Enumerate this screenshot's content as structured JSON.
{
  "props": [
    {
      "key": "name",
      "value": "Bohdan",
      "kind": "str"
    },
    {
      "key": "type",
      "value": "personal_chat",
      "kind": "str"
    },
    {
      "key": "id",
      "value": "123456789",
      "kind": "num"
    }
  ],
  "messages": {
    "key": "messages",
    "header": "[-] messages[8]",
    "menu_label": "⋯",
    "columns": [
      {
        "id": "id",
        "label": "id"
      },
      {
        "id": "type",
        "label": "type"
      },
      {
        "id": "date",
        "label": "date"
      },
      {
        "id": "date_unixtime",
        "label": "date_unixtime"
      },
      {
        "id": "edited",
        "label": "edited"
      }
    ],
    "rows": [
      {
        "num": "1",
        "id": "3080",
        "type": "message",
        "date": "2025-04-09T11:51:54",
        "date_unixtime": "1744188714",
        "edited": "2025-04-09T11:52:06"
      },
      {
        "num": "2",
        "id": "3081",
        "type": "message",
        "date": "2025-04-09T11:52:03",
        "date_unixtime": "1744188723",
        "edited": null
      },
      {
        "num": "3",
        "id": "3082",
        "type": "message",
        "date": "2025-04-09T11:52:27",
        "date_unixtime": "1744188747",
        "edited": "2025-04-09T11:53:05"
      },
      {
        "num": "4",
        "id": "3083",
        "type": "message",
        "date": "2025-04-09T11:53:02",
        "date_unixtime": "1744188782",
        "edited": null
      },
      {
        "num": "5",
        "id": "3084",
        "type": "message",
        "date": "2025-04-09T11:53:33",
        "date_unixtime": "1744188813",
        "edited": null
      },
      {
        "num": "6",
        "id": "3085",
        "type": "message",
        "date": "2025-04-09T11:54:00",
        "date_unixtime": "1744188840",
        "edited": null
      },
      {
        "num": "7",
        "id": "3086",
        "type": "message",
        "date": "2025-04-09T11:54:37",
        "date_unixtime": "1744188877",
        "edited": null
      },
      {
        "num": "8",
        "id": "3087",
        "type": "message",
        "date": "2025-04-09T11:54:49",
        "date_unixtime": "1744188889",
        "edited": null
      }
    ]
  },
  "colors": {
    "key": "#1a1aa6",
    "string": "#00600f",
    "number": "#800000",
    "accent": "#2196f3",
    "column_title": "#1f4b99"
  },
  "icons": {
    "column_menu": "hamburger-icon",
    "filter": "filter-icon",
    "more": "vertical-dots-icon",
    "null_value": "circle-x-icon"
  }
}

--------------------------------------------------

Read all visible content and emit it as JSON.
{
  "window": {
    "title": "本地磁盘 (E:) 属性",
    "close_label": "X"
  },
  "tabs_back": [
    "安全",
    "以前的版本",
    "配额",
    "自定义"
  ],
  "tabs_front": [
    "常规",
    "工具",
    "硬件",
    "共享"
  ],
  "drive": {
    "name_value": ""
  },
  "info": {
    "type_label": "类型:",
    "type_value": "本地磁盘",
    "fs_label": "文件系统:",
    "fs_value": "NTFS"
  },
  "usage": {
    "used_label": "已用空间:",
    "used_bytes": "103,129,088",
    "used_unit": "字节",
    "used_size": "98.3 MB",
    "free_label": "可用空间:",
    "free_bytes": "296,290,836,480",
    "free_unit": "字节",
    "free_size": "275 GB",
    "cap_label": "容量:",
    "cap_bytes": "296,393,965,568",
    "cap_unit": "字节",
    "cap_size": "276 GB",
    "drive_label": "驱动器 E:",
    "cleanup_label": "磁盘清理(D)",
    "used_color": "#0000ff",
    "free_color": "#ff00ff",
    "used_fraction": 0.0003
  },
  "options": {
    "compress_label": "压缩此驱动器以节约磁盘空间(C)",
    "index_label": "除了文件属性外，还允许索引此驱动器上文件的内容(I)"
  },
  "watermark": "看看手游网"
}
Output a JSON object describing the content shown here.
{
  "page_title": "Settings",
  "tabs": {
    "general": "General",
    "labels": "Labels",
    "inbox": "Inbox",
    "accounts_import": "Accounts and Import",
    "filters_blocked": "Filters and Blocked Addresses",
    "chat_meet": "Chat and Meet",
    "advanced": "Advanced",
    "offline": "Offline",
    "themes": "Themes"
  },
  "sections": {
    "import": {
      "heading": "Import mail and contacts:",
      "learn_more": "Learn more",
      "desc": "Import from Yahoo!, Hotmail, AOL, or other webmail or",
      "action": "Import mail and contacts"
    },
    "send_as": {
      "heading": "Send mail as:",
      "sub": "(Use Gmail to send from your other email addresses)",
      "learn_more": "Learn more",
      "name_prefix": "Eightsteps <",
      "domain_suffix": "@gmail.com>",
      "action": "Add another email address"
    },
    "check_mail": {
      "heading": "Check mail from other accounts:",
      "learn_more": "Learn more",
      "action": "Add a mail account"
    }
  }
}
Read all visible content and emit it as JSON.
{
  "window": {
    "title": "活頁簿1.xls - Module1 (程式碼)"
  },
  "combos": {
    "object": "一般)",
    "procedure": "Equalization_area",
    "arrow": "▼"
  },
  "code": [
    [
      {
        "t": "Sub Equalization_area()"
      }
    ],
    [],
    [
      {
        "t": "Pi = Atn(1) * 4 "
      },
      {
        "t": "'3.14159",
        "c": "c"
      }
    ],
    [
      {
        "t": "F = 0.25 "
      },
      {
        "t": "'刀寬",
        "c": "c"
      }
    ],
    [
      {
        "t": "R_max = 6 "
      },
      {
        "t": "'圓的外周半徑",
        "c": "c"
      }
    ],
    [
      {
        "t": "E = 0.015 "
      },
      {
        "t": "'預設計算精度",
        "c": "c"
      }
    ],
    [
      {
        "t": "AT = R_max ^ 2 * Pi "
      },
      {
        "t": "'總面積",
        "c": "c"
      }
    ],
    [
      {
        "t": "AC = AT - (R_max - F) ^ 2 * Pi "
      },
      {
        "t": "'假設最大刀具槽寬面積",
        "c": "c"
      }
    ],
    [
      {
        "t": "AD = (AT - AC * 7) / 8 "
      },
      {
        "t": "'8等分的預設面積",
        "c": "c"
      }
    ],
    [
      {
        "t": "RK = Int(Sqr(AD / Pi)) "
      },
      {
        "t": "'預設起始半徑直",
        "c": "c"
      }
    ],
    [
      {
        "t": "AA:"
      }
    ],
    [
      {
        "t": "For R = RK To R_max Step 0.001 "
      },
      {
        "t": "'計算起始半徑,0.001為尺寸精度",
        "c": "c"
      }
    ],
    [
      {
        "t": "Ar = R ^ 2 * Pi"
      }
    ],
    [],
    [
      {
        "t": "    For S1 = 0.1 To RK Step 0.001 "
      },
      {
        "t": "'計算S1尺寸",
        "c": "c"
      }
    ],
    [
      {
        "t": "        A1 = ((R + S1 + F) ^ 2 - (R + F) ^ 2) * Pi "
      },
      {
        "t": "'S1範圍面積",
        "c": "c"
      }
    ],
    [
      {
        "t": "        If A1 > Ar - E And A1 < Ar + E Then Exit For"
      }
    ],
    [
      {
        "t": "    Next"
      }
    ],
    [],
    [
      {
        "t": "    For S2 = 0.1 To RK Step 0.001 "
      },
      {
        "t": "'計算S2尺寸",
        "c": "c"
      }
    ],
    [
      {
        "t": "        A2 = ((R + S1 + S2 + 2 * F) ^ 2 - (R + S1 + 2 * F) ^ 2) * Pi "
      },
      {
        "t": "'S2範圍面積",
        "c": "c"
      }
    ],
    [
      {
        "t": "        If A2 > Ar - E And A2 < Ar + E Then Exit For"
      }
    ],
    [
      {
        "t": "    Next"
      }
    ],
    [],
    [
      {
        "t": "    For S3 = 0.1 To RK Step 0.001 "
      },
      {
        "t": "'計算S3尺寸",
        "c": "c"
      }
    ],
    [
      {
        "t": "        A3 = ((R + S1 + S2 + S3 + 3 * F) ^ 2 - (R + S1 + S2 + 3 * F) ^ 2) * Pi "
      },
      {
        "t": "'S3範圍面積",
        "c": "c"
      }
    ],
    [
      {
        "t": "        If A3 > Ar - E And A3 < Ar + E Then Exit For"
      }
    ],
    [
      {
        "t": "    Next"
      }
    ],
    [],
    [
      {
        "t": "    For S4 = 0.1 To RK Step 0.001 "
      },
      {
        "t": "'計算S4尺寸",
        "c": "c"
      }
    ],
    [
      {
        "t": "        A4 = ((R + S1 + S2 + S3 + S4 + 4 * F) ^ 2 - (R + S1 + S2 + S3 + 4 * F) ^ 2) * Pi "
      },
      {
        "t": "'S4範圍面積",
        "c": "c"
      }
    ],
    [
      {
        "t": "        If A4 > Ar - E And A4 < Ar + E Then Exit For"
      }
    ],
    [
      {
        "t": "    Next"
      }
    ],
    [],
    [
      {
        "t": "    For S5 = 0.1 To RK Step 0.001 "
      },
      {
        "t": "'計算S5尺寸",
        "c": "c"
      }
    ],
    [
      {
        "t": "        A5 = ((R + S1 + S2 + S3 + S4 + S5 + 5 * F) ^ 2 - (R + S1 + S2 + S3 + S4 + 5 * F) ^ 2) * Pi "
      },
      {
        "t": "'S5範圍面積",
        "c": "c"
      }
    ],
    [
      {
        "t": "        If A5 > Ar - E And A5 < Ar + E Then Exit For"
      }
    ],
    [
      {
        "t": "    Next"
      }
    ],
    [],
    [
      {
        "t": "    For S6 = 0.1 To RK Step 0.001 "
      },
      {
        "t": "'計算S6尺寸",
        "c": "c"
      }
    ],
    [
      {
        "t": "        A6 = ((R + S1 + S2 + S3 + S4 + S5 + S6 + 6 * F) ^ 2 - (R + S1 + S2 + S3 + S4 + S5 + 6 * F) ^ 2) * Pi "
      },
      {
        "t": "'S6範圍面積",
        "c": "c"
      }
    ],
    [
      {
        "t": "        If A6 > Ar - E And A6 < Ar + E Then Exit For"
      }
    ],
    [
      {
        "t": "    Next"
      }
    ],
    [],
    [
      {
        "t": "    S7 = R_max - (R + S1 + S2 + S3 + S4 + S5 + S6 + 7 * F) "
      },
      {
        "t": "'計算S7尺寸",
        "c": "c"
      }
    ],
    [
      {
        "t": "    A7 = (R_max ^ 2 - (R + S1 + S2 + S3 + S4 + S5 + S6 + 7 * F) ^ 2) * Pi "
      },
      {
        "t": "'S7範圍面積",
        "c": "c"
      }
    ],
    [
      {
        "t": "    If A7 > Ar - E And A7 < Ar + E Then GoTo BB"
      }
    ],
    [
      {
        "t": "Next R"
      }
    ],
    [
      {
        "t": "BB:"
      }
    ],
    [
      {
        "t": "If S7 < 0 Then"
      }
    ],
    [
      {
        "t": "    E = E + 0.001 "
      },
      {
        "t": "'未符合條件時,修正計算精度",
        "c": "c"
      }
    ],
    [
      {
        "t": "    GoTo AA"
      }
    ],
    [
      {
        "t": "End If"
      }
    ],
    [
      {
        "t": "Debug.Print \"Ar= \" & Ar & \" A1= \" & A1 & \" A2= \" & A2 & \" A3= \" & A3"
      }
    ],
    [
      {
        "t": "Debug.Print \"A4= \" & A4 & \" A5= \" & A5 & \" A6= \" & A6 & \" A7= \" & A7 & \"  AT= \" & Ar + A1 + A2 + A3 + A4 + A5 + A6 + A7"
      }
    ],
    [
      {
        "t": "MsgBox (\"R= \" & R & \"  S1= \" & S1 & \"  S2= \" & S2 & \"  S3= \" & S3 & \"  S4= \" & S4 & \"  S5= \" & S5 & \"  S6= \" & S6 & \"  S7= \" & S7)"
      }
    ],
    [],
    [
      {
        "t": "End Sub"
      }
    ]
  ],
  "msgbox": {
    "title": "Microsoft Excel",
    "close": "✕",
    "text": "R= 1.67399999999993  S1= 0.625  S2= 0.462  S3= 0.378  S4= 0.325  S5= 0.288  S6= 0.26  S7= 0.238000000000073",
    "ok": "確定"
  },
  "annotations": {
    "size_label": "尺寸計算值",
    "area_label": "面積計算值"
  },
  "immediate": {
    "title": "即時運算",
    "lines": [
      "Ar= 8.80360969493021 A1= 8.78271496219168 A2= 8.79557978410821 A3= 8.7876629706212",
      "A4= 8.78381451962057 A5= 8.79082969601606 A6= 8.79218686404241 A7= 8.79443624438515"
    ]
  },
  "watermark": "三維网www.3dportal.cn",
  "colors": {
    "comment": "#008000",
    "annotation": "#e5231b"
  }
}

--------------------------------------------------

§ Problem statement
How many lines in the listing contain "Debug"? Answer with the number alone.

§ Solved problem
2